• _課題の指示_:
文書の抜粋のうち、「多分それは全員ではなく、一部」から始めて「無い言葉を言う方もいました。」までの部分を、一字一句変えずに書き写しなさい。

• _文書の抜粋_:
研究テーマに対して寄付が集まり、創薬・実用化を加速化させるため、学外に新しい研究組織を立ち上げるという、まさに理想的だなと感じられるニュースでした。

結婚、出産、子育てと研究の両立など、女性ならではの苦労や悩まれていることなどありましたら教えて下さい。

百瀬さん:私は両立が大変だとかはそんなに感じたことはなくて、それは家族の理解があるからだと感じています。ただ、キャリアの部分で言うと、「自分の描いた通りにキャリアが進まないということが起こりうる」ということです。

多分それは全員ではなく、一部の人だとは思うのですが、私の場合だと子供が生まれてその後、産休・育休を取ることになった時、様々な要因により想定よりも長く休暇を取らなくてはいけなくなってしまったんです。これは結構悩みました。でもそうなった原因はプラベートなことであり、人に話せるような話でもないことだったのですが、「そんなに休んで」とか心無い言葉を言う方もいました。

• _抽出データ_:
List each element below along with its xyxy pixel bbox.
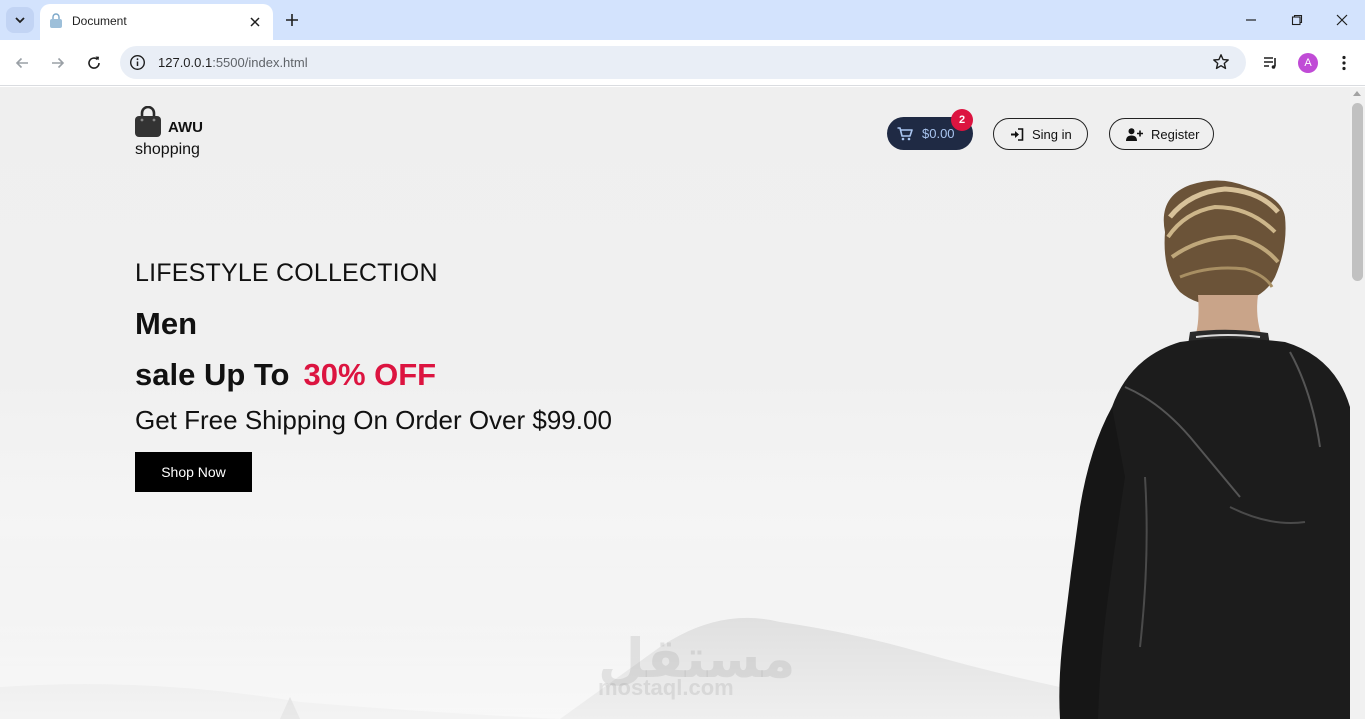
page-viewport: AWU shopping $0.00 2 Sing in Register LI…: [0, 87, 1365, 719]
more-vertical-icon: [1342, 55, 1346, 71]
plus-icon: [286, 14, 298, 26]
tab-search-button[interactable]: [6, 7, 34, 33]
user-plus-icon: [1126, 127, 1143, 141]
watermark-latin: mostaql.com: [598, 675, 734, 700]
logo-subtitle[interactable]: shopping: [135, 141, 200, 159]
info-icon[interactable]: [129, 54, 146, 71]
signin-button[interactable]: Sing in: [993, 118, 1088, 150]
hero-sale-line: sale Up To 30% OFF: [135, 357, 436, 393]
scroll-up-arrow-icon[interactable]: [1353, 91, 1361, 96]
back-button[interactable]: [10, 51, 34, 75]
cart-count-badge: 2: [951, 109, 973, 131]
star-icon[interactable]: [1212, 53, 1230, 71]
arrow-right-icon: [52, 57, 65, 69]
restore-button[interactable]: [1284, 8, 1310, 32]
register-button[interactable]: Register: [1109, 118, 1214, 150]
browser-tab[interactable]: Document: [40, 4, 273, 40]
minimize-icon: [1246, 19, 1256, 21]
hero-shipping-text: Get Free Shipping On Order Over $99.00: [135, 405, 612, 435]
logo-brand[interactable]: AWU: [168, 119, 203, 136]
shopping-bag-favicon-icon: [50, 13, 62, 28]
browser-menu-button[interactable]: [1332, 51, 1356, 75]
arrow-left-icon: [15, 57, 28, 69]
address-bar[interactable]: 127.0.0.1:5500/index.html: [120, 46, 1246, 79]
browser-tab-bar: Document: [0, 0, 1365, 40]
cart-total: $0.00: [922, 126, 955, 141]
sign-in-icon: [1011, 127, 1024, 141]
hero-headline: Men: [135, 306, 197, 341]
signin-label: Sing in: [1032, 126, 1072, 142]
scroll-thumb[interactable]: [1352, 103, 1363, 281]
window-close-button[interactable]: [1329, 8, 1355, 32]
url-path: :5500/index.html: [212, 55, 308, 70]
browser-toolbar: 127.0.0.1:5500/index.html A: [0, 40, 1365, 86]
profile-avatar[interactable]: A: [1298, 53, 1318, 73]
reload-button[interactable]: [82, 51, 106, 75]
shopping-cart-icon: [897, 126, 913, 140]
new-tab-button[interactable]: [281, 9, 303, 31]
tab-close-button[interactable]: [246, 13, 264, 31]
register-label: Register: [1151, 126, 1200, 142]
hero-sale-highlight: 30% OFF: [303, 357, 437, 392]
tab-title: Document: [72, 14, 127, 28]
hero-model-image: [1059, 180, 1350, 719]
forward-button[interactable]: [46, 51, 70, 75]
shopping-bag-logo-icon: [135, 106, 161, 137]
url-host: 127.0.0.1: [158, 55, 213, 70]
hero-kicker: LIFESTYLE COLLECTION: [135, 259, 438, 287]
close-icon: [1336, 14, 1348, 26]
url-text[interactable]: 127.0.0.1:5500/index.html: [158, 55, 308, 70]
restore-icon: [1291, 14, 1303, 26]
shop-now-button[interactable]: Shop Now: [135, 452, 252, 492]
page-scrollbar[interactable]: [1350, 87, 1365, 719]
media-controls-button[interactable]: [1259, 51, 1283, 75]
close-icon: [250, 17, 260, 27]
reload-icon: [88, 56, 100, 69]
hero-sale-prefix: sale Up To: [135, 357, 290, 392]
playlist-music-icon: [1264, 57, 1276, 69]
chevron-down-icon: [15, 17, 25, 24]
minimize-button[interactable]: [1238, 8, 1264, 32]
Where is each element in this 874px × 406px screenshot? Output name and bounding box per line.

• _正しい結果_:
多分それは全員ではなく、一部の人だとは思うのですが、私の場合だと子供が生まれてその後、産休・育休を取ることになった時、様々な要因により想定よりも長く休暇を取らなくてはいけなくなってしまったんです。これは結構悩みました。でもそうなった原因はプラベートなことであり、人に話せるような話でもないことだったのですが、「そんなに休んで」とか心無い言葉を言う方もいました。